-- Goal --
From the line containing "Transcribe the text in this document." down to the last line of the listing, quote everything word for word, and nothing else, keeping pictures out.

-*-

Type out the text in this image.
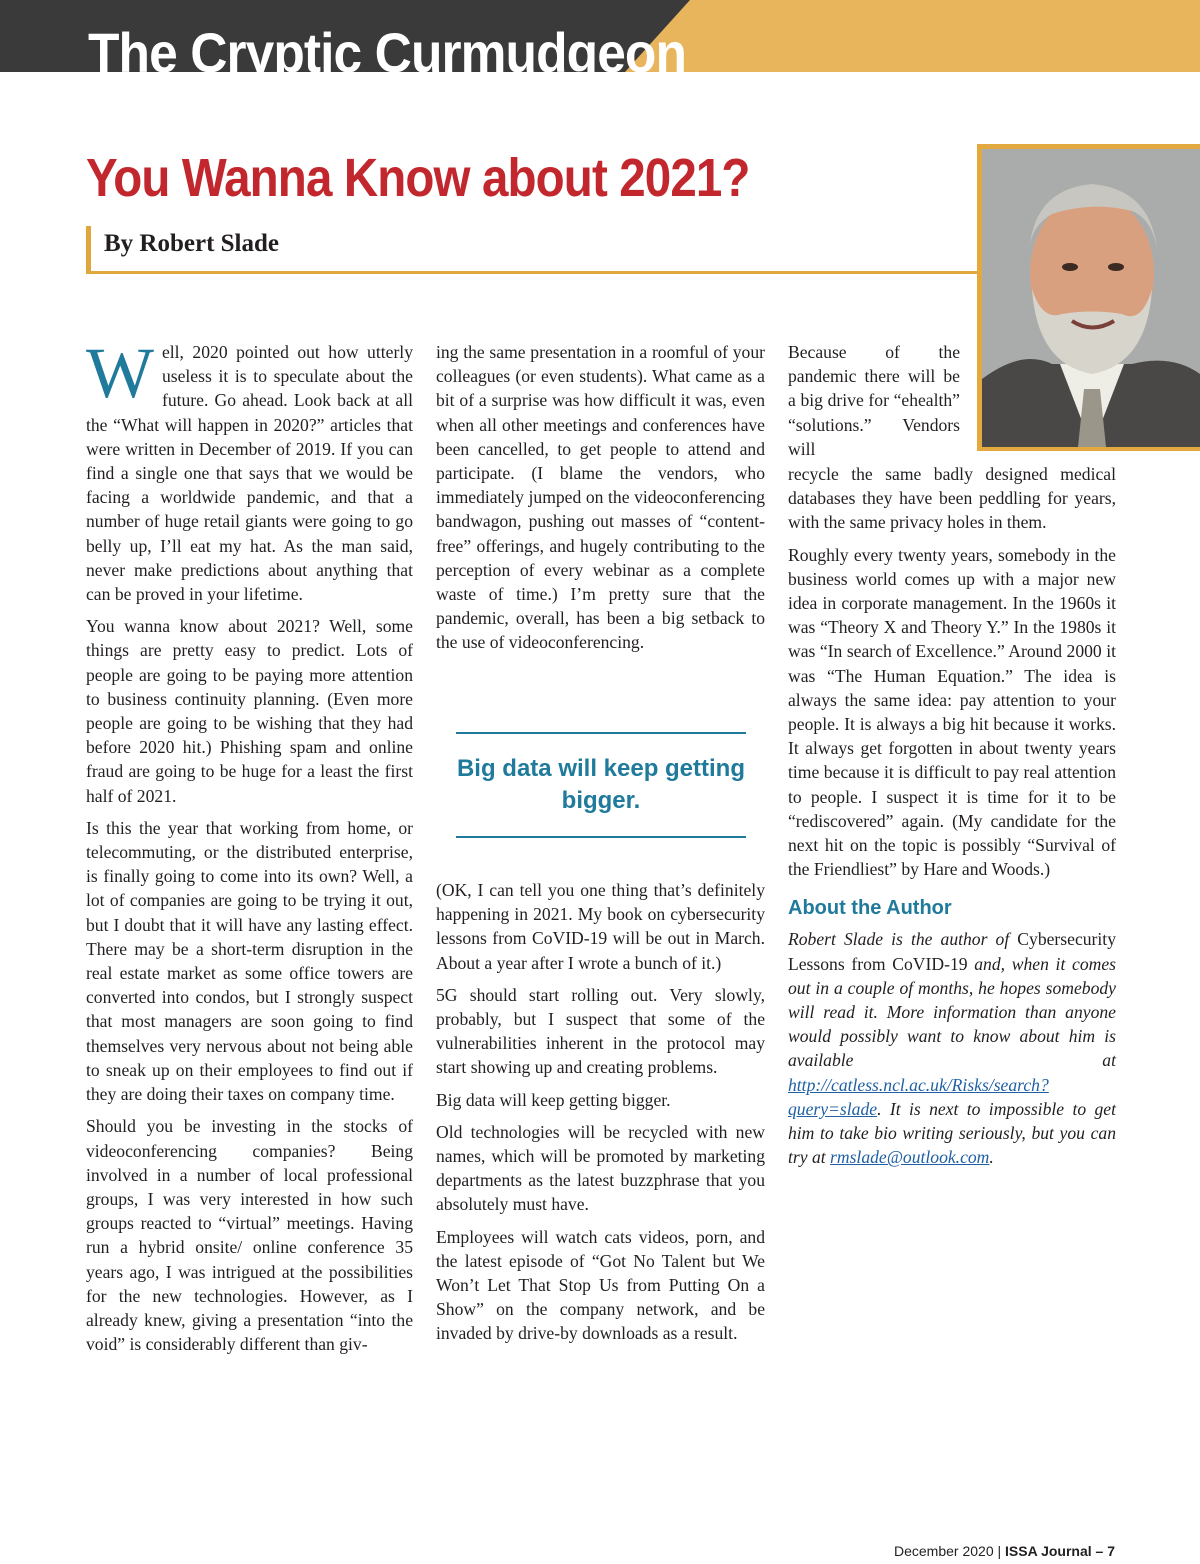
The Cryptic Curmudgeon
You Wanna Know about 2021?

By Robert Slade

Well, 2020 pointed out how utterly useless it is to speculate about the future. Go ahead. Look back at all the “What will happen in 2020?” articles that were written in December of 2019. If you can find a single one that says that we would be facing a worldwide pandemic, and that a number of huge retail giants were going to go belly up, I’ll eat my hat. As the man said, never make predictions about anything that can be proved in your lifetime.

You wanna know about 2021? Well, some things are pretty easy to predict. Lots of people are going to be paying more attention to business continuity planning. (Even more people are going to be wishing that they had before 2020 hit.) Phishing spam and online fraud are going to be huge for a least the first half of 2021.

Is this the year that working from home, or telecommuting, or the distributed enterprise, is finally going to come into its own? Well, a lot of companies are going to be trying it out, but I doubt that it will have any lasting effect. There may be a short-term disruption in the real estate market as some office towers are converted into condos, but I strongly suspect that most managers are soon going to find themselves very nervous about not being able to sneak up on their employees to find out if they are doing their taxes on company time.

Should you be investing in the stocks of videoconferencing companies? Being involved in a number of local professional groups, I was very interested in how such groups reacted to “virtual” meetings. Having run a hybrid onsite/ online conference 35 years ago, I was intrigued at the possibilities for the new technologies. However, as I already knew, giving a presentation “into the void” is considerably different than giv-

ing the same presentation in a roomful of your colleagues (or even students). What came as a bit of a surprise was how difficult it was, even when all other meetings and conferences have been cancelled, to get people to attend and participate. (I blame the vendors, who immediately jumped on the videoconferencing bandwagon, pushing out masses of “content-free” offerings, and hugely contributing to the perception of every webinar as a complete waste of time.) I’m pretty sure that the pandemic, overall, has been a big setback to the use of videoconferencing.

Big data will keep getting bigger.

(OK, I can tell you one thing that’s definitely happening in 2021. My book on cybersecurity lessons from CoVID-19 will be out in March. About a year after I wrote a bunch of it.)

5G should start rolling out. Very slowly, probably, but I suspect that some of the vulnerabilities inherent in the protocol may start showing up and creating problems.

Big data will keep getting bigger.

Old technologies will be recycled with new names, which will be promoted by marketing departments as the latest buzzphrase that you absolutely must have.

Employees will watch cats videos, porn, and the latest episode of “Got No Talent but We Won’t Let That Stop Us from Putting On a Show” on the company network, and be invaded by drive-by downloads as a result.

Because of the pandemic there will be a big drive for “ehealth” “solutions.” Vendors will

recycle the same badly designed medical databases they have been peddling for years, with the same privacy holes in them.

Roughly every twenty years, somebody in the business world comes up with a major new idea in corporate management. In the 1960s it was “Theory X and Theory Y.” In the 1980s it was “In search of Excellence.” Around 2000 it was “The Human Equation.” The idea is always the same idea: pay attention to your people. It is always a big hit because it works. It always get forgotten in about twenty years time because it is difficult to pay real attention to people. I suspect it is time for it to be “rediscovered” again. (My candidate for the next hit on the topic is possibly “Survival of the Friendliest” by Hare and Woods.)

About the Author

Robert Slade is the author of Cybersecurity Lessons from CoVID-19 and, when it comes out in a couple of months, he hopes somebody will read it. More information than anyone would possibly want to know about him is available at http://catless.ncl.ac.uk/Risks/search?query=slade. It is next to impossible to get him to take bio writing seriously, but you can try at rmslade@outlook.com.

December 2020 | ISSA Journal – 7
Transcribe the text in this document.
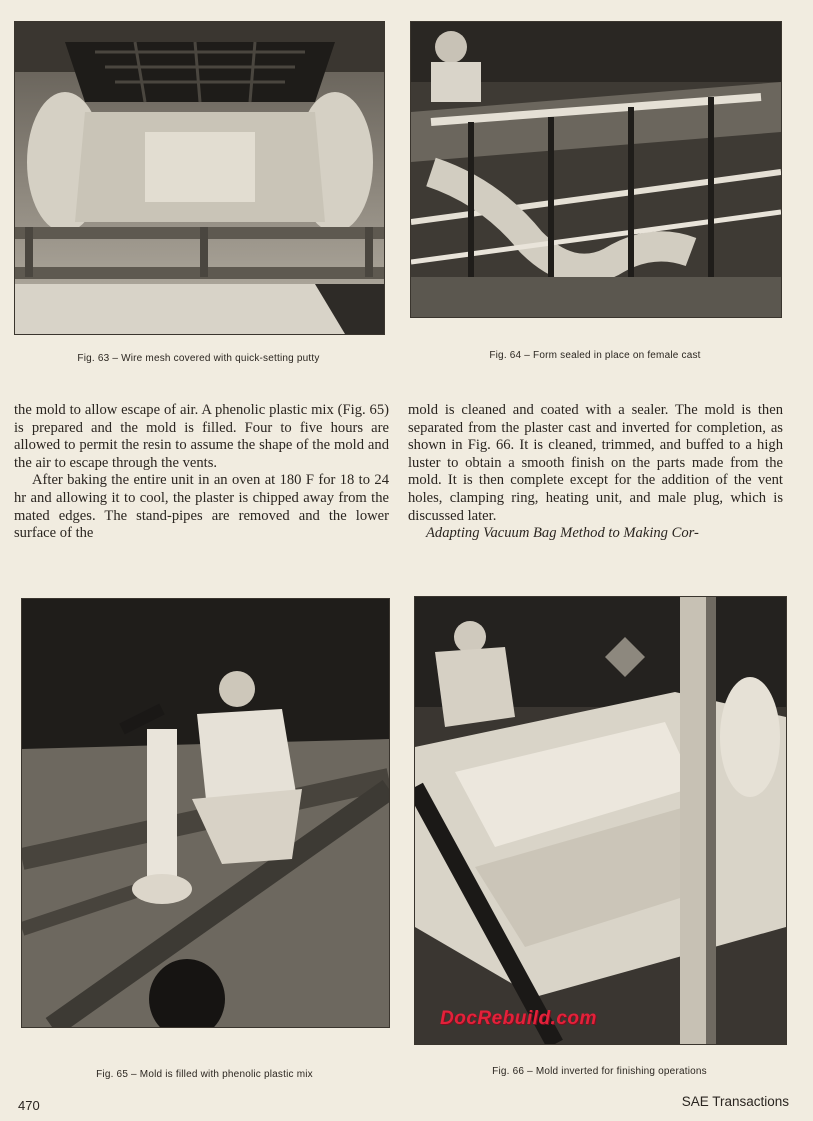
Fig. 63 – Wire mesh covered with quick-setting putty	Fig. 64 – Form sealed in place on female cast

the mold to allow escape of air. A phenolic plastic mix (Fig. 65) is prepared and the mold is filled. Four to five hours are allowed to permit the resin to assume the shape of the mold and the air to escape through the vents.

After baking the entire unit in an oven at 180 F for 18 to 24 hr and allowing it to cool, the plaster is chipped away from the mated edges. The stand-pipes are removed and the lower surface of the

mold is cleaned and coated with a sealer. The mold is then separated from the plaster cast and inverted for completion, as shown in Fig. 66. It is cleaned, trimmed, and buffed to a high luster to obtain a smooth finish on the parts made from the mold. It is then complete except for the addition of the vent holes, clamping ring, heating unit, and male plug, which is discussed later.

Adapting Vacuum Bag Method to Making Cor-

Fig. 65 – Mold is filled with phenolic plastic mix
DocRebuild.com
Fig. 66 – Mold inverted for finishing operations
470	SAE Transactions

-*-

-- Full solution --
Transcribe the text in this document.
Fig. 63 – Wire mesh covered with quick-setting putty	Fig. 64 – Form sealed in place on female cast

the mold to allow escape of air. A phenolic plastic mix (Fig. 65) is prepared and the mold is filled. Four to five hours are allowed to permit the resin to assume the shape of the mold and the air to escape through the vents.

After baking the entire unit in an oven at 180 F for 18 to 24 hr and allowing it to cool, the plaster is chipped away from the mated edges. The stand-pipes are removed and the lower surface of the

mold is cleaned and coated with a sealer. The mold is then separated from the plaster cast and inverted for completion, as shown in Fig. 66. It is cleaned, trimmed, and buffed to a high luster to obtain a smooth finish on the parts made from the mold. It is then complete except for the addition of the vent holes, clamping ring, heating unit, and male plug, which is discussed later.

Adapting Vacuum Bag Method to Making Cor-

Fig. 65 – Mold is filled with phenolic plastic mix
DocRebuild.com
Fig. 66 – Mold inverted for finishing operations
470	SAE Transactions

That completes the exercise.